Each line of the listing that contains the word "label" is to be copied.

— START OF LISTED ENTRIES —

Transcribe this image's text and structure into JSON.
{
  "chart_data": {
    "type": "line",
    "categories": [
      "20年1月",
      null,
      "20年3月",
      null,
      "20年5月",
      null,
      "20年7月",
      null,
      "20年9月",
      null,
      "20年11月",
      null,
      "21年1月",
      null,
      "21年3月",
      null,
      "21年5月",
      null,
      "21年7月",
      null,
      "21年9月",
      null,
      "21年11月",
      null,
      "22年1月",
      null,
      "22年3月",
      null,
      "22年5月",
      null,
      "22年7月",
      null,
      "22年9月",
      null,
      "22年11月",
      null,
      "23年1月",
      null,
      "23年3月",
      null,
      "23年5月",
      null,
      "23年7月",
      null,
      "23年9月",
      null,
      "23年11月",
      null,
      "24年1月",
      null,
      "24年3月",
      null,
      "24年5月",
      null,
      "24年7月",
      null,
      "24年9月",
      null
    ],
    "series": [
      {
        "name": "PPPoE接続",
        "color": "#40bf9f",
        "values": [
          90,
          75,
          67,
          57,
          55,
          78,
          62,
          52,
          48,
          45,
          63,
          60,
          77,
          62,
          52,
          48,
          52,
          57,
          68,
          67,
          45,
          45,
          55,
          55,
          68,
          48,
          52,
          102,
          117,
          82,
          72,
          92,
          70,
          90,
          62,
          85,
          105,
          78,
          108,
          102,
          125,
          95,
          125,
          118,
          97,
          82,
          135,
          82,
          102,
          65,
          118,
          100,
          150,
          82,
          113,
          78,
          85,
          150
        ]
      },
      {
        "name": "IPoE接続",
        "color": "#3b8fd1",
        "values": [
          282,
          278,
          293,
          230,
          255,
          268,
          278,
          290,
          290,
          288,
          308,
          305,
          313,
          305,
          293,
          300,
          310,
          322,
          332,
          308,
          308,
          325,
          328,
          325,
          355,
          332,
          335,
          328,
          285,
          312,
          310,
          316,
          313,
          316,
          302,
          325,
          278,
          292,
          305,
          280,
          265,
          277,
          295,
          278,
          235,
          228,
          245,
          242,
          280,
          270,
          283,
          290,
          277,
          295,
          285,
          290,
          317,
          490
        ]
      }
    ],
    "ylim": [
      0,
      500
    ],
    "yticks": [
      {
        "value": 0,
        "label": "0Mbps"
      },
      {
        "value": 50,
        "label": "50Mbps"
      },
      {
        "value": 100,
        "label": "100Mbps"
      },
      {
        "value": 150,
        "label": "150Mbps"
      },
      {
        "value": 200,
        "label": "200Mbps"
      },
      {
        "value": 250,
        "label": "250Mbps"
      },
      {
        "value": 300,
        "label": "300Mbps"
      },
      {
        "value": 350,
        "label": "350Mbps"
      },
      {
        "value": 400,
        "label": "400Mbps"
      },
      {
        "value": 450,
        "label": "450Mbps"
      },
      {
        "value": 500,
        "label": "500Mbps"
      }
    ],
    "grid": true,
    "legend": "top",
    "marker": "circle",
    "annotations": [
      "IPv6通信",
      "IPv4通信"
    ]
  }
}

— END OF LISTED ENTRIES —

--- OUTPUT BELOW ---
        "label": "0Mbps"
        "label": "50Mbps"
        "label": "100Mbps"
        "label": "150Mbps"
        "label": "200Mbps"
        "label": "250Mbps"
        "label": "300Mbps"
        "label": "350Mbps"
        "label": "400Mbps"
        "label": "450Mbps"
        "label": "500Mbps"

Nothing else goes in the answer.